§ Short task: Determine the number of lines in these entries that hold the word "eigene". Give the number and nothing more.

[Stored records]

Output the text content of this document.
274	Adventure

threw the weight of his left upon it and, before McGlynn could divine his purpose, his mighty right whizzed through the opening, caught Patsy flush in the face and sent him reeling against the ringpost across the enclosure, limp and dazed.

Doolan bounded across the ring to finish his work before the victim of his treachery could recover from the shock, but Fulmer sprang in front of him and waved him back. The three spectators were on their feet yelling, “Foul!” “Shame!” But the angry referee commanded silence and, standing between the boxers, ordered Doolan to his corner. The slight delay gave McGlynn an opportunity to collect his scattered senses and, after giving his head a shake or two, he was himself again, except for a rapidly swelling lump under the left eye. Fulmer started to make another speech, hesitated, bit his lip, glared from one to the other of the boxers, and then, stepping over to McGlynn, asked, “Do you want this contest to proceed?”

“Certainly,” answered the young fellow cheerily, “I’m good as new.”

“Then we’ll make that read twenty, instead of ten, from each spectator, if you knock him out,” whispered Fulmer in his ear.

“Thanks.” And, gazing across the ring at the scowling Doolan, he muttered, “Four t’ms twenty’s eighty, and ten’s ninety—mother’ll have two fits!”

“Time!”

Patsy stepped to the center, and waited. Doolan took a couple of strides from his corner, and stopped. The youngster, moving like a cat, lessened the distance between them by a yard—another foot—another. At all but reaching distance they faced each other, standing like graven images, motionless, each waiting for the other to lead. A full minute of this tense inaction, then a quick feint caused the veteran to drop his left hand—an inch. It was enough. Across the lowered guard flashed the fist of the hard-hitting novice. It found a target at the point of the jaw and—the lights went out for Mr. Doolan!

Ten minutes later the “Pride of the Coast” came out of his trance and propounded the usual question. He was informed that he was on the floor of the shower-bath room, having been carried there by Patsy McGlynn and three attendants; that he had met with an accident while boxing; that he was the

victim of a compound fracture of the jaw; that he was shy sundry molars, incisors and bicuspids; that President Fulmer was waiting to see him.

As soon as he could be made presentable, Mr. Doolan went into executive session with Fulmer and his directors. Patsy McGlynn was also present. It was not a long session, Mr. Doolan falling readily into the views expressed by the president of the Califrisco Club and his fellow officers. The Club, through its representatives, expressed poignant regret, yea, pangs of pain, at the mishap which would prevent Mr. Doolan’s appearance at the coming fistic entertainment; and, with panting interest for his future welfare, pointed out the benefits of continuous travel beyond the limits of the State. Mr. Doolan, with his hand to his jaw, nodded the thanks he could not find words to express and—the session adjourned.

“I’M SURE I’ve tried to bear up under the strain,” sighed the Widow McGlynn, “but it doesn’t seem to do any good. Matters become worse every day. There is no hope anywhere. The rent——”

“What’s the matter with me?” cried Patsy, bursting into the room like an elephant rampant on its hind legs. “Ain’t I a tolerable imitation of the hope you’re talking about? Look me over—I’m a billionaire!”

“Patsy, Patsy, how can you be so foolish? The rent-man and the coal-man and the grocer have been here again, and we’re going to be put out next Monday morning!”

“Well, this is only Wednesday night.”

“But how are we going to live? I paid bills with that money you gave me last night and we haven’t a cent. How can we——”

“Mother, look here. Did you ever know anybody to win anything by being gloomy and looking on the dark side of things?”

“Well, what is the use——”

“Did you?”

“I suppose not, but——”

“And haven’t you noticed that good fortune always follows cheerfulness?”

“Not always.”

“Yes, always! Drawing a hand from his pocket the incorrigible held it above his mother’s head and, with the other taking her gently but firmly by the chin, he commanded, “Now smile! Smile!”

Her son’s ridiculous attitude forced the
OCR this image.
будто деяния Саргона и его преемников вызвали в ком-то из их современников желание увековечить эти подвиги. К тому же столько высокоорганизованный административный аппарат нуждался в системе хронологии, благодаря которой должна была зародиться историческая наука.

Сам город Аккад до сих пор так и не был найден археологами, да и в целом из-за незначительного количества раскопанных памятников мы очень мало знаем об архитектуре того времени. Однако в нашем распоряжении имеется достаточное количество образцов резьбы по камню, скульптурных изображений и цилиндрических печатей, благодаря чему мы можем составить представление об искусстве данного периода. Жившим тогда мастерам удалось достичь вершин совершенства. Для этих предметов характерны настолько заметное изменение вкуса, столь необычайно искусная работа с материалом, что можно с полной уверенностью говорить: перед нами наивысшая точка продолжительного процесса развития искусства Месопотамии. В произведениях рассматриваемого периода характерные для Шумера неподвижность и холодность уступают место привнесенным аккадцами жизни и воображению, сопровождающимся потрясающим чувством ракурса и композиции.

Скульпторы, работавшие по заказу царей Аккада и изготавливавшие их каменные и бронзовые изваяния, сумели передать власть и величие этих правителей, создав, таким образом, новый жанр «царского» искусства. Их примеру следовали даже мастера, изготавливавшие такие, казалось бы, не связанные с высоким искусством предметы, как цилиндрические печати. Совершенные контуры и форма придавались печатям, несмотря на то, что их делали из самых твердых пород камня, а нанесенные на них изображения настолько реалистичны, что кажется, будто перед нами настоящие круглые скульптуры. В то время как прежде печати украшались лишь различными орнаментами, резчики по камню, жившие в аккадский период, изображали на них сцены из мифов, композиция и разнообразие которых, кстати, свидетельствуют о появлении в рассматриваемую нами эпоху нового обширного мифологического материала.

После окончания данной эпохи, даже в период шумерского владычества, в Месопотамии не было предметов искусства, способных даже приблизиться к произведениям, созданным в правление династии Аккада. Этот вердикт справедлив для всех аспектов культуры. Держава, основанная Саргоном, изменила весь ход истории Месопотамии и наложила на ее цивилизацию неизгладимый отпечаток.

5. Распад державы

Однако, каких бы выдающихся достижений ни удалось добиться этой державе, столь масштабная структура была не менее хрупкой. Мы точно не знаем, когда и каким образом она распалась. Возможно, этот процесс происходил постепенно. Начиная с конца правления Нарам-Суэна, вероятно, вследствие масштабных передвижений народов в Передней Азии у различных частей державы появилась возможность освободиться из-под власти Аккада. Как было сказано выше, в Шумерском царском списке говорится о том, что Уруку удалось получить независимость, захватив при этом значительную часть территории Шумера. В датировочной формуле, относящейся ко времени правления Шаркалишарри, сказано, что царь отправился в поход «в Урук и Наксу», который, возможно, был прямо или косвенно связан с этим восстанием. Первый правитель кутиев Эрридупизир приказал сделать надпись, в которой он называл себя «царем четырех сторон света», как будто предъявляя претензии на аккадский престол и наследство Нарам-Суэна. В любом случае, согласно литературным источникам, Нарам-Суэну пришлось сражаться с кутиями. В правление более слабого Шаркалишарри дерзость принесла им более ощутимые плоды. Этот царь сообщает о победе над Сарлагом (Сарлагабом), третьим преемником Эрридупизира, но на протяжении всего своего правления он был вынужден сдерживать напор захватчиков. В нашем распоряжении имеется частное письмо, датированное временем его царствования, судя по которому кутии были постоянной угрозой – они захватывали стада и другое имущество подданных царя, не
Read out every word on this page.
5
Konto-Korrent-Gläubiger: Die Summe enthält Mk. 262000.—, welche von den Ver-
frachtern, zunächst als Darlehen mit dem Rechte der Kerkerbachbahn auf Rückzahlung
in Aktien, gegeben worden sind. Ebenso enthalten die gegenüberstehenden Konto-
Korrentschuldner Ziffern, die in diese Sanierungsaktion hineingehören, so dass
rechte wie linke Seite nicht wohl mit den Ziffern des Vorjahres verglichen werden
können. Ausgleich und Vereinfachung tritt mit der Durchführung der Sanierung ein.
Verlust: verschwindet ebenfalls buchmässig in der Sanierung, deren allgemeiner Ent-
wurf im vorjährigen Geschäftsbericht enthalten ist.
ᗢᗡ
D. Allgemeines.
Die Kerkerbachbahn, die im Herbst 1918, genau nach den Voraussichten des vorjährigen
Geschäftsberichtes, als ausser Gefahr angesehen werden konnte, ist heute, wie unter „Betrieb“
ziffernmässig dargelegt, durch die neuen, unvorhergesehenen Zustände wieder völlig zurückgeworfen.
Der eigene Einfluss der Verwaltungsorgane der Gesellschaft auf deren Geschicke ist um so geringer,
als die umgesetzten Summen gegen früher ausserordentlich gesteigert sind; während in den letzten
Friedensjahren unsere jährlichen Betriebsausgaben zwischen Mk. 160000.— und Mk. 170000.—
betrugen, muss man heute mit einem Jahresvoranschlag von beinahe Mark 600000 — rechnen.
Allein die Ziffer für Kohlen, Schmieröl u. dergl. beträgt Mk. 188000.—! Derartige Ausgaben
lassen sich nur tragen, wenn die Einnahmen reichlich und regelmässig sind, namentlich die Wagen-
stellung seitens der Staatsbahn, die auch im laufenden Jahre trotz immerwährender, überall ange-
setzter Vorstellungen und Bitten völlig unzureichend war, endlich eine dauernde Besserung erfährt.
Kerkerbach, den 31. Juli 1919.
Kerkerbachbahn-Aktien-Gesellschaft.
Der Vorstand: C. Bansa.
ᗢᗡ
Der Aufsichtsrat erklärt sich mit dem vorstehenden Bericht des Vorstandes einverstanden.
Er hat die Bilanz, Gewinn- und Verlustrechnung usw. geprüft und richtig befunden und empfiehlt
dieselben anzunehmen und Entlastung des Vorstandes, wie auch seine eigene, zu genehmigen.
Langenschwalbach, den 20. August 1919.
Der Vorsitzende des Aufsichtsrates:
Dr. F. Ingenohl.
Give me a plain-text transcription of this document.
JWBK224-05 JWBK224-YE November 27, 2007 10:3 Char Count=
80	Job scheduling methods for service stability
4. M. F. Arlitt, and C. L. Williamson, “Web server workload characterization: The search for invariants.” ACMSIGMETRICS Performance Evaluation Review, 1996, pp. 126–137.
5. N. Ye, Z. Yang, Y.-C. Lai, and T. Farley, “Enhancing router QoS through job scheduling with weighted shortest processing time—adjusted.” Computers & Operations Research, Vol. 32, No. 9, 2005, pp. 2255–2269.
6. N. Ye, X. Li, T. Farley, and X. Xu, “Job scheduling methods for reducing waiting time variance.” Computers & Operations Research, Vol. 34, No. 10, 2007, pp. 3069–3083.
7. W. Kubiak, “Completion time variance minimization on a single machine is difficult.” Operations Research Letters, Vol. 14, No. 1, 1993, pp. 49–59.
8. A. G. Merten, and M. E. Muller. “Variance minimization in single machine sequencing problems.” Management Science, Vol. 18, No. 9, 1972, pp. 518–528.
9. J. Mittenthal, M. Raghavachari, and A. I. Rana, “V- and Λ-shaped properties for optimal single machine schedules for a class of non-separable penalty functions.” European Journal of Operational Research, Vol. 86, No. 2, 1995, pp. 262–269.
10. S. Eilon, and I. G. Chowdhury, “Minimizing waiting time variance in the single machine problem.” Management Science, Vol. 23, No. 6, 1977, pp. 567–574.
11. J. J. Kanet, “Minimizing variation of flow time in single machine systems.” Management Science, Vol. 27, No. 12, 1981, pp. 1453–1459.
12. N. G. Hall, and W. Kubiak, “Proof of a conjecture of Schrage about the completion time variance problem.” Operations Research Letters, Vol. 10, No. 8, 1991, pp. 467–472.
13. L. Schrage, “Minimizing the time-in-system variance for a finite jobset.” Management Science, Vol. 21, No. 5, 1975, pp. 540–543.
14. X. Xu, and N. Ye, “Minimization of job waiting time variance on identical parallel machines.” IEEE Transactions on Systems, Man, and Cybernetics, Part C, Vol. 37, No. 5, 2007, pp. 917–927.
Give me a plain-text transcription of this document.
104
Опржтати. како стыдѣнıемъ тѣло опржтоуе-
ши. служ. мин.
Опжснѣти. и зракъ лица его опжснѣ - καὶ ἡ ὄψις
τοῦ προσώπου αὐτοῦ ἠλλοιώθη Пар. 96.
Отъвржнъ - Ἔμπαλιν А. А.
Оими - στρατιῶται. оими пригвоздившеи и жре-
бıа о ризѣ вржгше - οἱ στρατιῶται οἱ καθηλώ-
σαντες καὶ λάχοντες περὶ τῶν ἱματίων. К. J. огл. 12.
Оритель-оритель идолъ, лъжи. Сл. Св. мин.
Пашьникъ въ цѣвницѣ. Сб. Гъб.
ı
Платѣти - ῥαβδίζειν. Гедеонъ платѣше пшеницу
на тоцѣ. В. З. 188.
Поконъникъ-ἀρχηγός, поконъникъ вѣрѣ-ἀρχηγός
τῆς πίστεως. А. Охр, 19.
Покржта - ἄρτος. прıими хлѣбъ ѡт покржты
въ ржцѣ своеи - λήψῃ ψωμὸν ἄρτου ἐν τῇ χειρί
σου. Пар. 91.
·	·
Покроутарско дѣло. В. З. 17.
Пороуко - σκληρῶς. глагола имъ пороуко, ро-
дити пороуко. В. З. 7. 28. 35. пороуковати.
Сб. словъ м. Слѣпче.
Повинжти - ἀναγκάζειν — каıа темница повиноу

§ Response to the task: 2